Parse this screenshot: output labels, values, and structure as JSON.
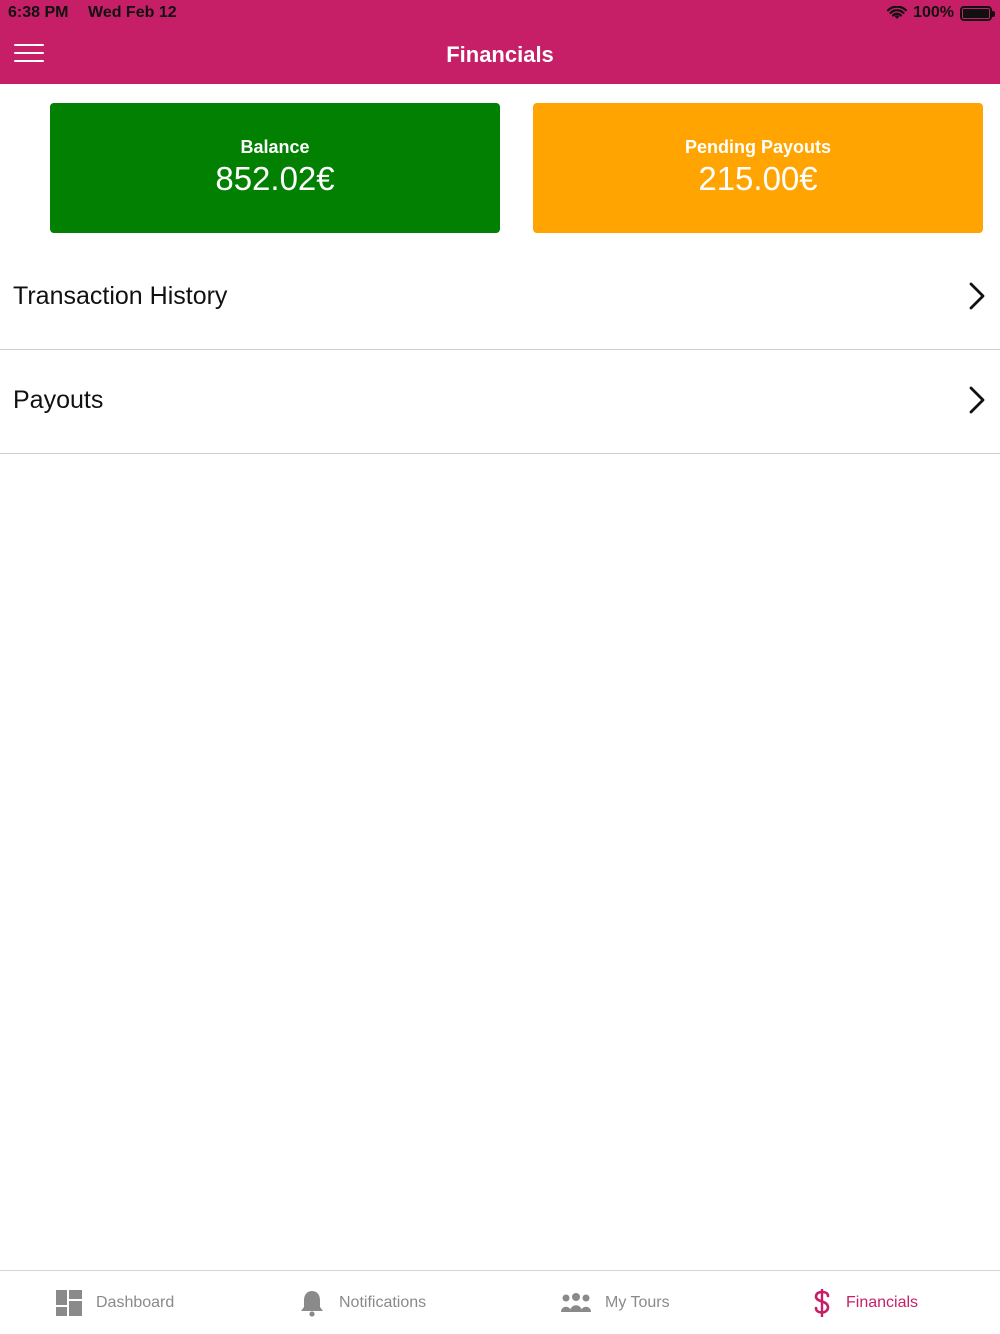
{
  "status_bar": {
    "time": "6:38 PM",
    "date": "Wed Feb 12",
    "battery": "100%"
  },
  "header": {
    "title": "Financials",
    "menu_icon": "hamburger-icon"
  },
  "cards": {
    "balance": {
      "label": "Balance",
      "value": "852.02€",
      "color": "#018001"
    },
    "pending": {
      "label": "Pending Payouts",
      "value": "215.00€",
      "color": "#ffa400"
    }
  },
  "list": {
    "items": [
      {
        "label": "Transaction History",
        "icon": "chevron-right-icon"
      },
      {
        "label": "Payouts",
        "icon": "chevron-right-icon"
      }
    ]
  },
  "tabbar": {
    "tabs": [
      {
        "label": "Dashboard",
        "icon": "dashboard-icon"
      },
      {
        "label": "Notifications",
        "icon": "bell-icon"
      },
      {
        "label": "My Tours",
        "icon": "group-icon"
      },
      {
        "label": "Financials",
        "icon": "dollar-icon",
        "active": true
      }
    ]
  },
  "colors": {
    "brand": "#c71f67",
    "inactive_tab": "#8a8a8a"
  }
}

----

In your copy, leave out the pictures and reproduce the material above exactly.

Parse this screenshot: output labels, values, and structure as JSON.
{
  "status_bar": {
    "time": "6:38 PM",
    "date": "Wed Feb 12",
    "battery": "100%"
  },
  "header": {
    "title": "Financials",
    "menu_icon": "hamburger-icon"
  },
  "cards": {
    "balance": {
      "label": "Balance",
      "value": "852.02€",
      "color": "#018001"
    },
    "pending": {
      "label": "Pending Payouts",
      "value": "215.00€",
      "color": "#ffa400"
    }
  },
  "list": {
    "items": [
      {
        "label": "Transaction History",
        "icon": "chevron-right-icon"
      },
      {
        "label": "Payouts",
        "icon": "chevron-right-icon"
      }
    ]
  },
  "tabbar": {
    "tabs": [
      {
        "label": "Dashboard",
        "icon": "dashboard-icon"
      },
      {
        "label": "Notifications",
        "icon": "bell-icon"
      },
      {
        "label": "My Tours",
        "icon": "group-icon"
      },
      {
        "label": "Financials",
        "icon": "dollar-icon",
        "active": true
      }
    ]
  },
  "colors": {
    "brand": "#c71f67",
    "inactive_tab": "#8a8a8a"
  }
}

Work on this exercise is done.